*What is required*
Say how many lines in the records include the string "щодо", adding no other words.

*Dataset rows*
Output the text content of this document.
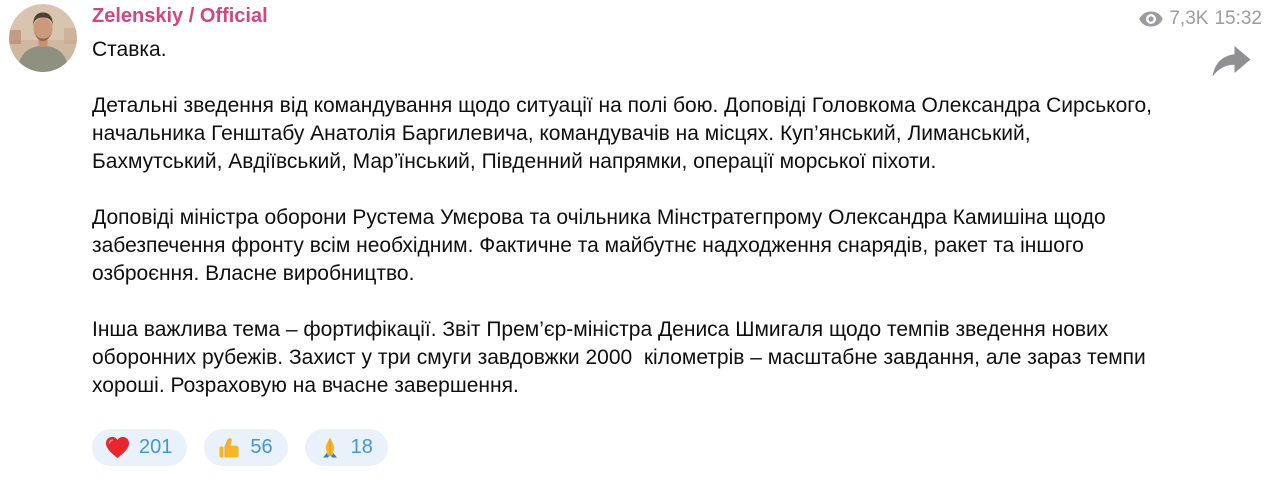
7,3K 15:32
Zelenskiy / Official

Ставка.

Детальні зведення від командування щодо ситуації на полі бою. Доповіді Головкома Олександра Сирського, начальника Генштабу Анатолія Баргилевича, командувачів на місцях. Куп’янський, Лиманський, Бахмутський, Авдіївський, Мар’їнський, Південний напрямки, операції морської піхоти.

Доповіді міністра оборони Рустема Умєрова та очільника Мінстратегпрому Олександра Камишіна щодо забезпечення фронту всім необхідним. Фактичне та майбутнє надходження снарядів, ракет та іншого озброєння. Власне виробництво.

Інша важлива тема – фортифікації. Звіт Прем’єр-міністра Дениса Шмигаля щодо темпів зведення нових оборонних рубежів. Захист у три смуги завдовжки 2000  кілометрів – масштабне завдання, але зараз темпи хороші. Розраховую на вчасне завершення.

201	56	18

*Solution to this problem*
3